■ Exercise objective ■
Your task is to copy every record exactly.

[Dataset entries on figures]
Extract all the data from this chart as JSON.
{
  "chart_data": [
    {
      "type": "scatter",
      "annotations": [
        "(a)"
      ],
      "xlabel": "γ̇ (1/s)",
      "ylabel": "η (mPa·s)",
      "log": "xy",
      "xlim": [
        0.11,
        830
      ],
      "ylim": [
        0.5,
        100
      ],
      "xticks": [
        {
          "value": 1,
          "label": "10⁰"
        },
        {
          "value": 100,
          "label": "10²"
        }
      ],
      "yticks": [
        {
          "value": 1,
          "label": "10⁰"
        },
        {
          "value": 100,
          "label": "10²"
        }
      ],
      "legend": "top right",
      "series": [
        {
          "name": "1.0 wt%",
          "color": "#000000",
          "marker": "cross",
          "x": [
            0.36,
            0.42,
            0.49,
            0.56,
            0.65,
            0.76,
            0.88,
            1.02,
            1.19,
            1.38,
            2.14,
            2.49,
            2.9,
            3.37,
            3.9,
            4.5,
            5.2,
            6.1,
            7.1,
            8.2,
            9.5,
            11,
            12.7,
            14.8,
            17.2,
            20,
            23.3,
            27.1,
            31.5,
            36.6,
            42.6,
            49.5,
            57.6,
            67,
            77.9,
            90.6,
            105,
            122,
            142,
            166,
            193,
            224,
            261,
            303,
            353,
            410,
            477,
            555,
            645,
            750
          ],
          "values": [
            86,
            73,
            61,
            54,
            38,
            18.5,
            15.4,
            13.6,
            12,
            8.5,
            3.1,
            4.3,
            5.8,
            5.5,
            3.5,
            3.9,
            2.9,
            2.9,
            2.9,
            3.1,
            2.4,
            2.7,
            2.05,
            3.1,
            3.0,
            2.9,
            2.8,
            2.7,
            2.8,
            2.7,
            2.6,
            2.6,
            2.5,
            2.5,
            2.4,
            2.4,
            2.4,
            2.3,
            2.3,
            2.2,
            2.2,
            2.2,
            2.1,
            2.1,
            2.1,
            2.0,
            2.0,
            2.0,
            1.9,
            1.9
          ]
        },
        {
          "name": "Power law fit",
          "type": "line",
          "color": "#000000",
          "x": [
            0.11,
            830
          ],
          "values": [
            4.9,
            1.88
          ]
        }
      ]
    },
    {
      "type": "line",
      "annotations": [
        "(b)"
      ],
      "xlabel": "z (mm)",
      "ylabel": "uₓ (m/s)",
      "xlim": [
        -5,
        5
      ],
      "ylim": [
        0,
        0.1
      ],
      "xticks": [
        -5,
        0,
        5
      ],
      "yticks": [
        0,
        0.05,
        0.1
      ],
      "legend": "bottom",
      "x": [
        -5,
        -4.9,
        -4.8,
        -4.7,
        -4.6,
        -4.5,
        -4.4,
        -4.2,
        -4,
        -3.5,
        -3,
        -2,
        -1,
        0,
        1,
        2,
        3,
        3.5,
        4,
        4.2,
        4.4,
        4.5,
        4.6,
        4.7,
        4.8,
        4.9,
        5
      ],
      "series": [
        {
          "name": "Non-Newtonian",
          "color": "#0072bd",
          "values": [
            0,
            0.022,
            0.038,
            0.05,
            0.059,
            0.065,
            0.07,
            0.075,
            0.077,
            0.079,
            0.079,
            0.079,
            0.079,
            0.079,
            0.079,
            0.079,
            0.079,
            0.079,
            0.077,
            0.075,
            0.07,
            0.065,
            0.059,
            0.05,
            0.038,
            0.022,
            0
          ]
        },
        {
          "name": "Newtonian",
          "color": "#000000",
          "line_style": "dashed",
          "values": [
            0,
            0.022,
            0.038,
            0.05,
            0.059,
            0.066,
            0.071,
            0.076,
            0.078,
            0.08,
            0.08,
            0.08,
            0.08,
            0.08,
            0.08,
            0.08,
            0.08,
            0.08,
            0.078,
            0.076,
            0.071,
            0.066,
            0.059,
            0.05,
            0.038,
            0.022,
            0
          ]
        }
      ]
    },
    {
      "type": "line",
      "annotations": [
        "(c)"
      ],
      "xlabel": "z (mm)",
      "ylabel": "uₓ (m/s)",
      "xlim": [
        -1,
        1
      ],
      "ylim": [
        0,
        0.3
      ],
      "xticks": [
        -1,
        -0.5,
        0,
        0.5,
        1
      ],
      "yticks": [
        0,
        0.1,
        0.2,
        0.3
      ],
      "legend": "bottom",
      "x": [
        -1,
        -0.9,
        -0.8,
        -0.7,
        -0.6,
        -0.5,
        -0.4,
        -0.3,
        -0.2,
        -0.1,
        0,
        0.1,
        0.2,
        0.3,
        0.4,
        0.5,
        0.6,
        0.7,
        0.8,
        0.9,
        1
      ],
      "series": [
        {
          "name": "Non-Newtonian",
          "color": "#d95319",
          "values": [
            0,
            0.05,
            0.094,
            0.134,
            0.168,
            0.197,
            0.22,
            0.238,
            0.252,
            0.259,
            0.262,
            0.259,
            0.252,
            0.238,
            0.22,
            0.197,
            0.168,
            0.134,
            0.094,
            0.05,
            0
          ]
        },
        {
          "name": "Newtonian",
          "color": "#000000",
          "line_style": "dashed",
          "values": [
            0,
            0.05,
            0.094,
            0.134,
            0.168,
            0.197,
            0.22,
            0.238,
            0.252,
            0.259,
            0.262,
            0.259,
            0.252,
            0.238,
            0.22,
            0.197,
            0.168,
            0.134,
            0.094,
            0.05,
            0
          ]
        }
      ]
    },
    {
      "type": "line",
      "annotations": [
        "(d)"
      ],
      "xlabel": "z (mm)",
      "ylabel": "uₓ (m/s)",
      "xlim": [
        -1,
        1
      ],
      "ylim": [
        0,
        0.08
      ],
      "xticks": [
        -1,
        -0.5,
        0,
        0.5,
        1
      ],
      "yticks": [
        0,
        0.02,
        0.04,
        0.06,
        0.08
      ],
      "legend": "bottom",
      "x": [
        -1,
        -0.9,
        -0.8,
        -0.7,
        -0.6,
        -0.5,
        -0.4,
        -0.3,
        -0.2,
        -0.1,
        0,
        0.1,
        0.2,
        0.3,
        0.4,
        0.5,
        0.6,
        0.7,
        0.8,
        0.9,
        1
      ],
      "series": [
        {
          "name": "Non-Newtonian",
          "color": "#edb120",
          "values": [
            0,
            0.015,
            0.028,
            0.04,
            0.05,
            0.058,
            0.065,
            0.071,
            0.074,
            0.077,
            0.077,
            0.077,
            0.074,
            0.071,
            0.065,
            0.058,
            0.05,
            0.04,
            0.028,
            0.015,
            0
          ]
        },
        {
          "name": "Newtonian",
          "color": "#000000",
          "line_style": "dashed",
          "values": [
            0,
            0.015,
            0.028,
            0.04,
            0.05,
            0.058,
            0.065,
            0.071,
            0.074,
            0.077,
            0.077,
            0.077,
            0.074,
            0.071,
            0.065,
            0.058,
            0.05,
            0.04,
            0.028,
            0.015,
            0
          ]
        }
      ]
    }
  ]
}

■ Written answer ■
Extract all the data from this chart as JSON.
{
  "chart_data": [
    {
      "type": "scatter",
      "annotations": [
        "(a)"
      ],
      "xlabel": "γ̇ (1/s)",
      "ylabel": "η (mPa·s)",
      "log": "xy",
      "xlim": [
        0.11,
        830
      ],
      "ylim": [
        0.5,
        100
      ],
      "xticks": [
        {
          "value": 1,
          "label": "10⁰"
        },
        {
          "value": 100,
          "label": "10²"
        }
      ],
      "yticks": [
        {
          "value": 1,
          "label": "10⁰"
        },
        {
          "value": 100,
          "label": "10²"
        }
      ],
      "legend": "top right",
      "series": [
        {
          "name": "1.0 wt%",
          "color": "#000000",
          "marker": "cross",
          "x": [
            0.36,
            0.42,
            0.49,
            0.56,
            0.65,
            0.76,
            0.88,
            1.02,
            1.19,
            1.38,
            2.14,
            2.49,
            2.9,
            3.37,
            3.9,
            4.5,
            5.2,
            6.1,
            7.1,
            8.2,
            9.5,
            11,
            12.7,
            14.8,
            17.2,
            20,
            23.3,
            27.1,
            31.5,
            36.6,
            42.6,
            49.5,
            57.6,
            67,
            77.9,
            90.6,
            105,
            122,
            142,
            166,
            193,
            224,
            261,
            303,
            353,
            410,
            477,
            555,
            645,
            750
          ],
          "values": [
            86,
            73,
            61,
            54,
            38,
            18.5,
            15.4,
            13.6,
            12,
            8.5,
            3.1,
            4.3,
            5.8,
            5.5,
            3.5,
            3.9,
            2.9,
            2.9,
            2.9,
            3.1,
            2.4,
            2.7,
            2.05,
            3.1,
            3.0,
            2.9,
            2.8,
            2.7,
            2.8,
            2.7,
            2.6,
            2.6,
            2.5,
            2.5,
            2.4,
            2.4,
            2.4,
            2.3,
            2.3,
            2.2,
            2.2,
            2.2,
            2.1,
            2.1,
            2.1,
            2.0,
            2.0,
            2.0,
            1.9,
            1.9
          ]
        },
        {
          "name": "Power law fit",
          "type": "line",
          "color": "#000000",
          "x": [
            0.11,
            830
          ],
          "values": [
            4.9,
            1.88
          ]
        }
      ]
    },
    {
      "type": "line",
      "annotations": [
        "(b)"
      ],
      "xlabel": "z (mm)",
      "ylabel": "uₓ (m/s)",
      "xlim": [
        -5,
        5
      ],
      "ylim": [
        0,
        0.1
      ],
      "xticks": [
        -5,
        0,
        5
      ],
      "yticks": [
        0,
        0.05,
        0.1
      ],
      "legend": "bottom",
      "x": [
        -5,
        -4.9,
        -4.8,
        -4.7,
        -4.6,
        -4.5,
        -4.4,
        -4.2,
        -4,
        -3.5,
        -3,
        -2,
        -1,
        0,
        1,
        2,
        3,
        3.5,
        4,
        4.2,
        4.4,
        4.5,
        4.6,
        4.7,
        4.8,
        4.9,
        5
      ],
      "series": [
        {
          "name": "Non-Newtonian",
          "color": "#0072bd",
          "values": [
            0,
            0.022,
            0.038,
            0.05,
            0.059,
            0.065,
            0.07,
            0.075,
            0.077,
            0.079,
            0.079,
            0.079,
            0.079,
            0.079,
            0.079,
            0.079,
            0.079,
            0.079,
            0.077,
            0.075,
            0.07,
            0.065,
            0.059,
            0.05,
            0.038,
            0.022,
            0
          ]
        },
        {
          "name": "Newtonian",
          "color": "#000000",
          "line_style": "dashed",
          "values": [
            0,
            0.022,
            0.038,
            0.05,
            0.059,
            0.066,
            0.071,
            0.076,
            0.078,
            0.08,
            0.08,
            0.08,
            0.08,
            0.08,
            0.08,
            0.08,
            0.08,
            0.08,
            0.078,
            0.076,
            0.071,
            0.066,
            0.059,
            0.05,
            0.038,
            0.022,
            0
          ]
        }
      ]
    },
    {
      "type": "line",
      "annotations": [
        "(c)"
      ],
      "xlabel": "z (mm)",
      "ylabel": "uₓ (m/s)",
      "xlim": [
        -1,
        1
      ],
      "ylim": [
        0,
        0.3
      ],
      "xticks": [
        -1,
        -0.5,
        0,
        0.5,
        1
      ],
      "yticks": [
        0,
        0.1,
        0.2,
        0.3
      ],
      "legend": "bottom",
      "x": [
        -1,
        -0.9,
        -0.8,
        -0.7,
        -0.6,
        -0.5,
        -0.4,
        -0.3,
        -0.2,
        -0.1,
        0,
        0.1,
        0.2,
        0.3,
        0.4,
        0.5,
        0.6,
        0.7,
        0.8,
        0.9,
        1
      ],
      "series": [
        {
          "name": "Non-Newtonian",
          "color": "#d95319",
          "values": [
            0,
            0.05,
            0.094,
            0.134,
            0.168,
            0.197,
            0.22,
            0.238,
            0.252,
            0.259,
            0.262,
            0.259,
            0.252,
            0.238,
            0.22,
            0.197,
            0.168,
            0.134,
            0.094,
            0.05,
            0
          ]
        },
        {
          "name": "Newtonian",
          "color": "#000000",
          "line_style": "dashed",
          "values": [
            0,
            0.05,
            0.094,
            0.134,
            0.168,
            0.197,
            0.22,
            0.238,
            0.252,
            0.259,
            0.262,
            0.259,
            0.252,
            0.238,
            0.22,
            0.197,
            0.168,
            0.134,
            0.094,
            0.05,
            0
          ]
        }
      ]
    },
    {
      "type": "line",
      "annotations": [
        "(d)"
      ],
      "xlabel": "z (mm)",
      "ylabel": "uₓ (m/s)",
      "xlim": [
        -1,
        1
      ],
      "ylim": [
        0,
        0.08
      ],
      "xticks": [
        -1,
        -0.5,
        0,
        0.5,
        1
      ],
      "yticks": [
        0,
        0.02,
        0.04,
        0.06,
        0.08
      ],
      "legend": "bottom",
      "x": [
        -1,
        -0.9,
        -0.8,
        -0.7,
        -0.6,
        -0.5,
        -0.4,
        -0.3,
        -0.2,
        -0.1,
        0,
        0.1,
        0.2,
        0.3,
        0.4,
        0.5,
        0.6,
        0.7,
        0.8,
        0.9,
        1
      ],
      "series": [
        {
          "name": "Non-Newtonian",
          "color": "#edb120",
          "values": [
            0,
            0.015,
            0.028,
            0.04,
            0.05,
            0.058,
            0.065,
            0.071,
            0.074,
            0.077,
            0.077,
            0.077,
            0.074,
            0.071,
            0.065,
            0.058,
            0.05,
            0.04,
            0.028,
            0.015,
            0
          ]
        },
        {
          "name": "Newtonian",
          "color": "#000000",
          "line_style": "dashed",
          "values": [
            0,
            0.015,
            0.028,
            0.04,
            0.05,
            0.058,
            0.065,
            0.071,
            0.074,
            0.077,
            0.077,
            0.077,
            0.074,
            0.071,
            0.065,
            0.058,
            0.05,
            0.04,
            0.028,
            0.015,
            0
          ]
        }
      ]
    }
  ]
}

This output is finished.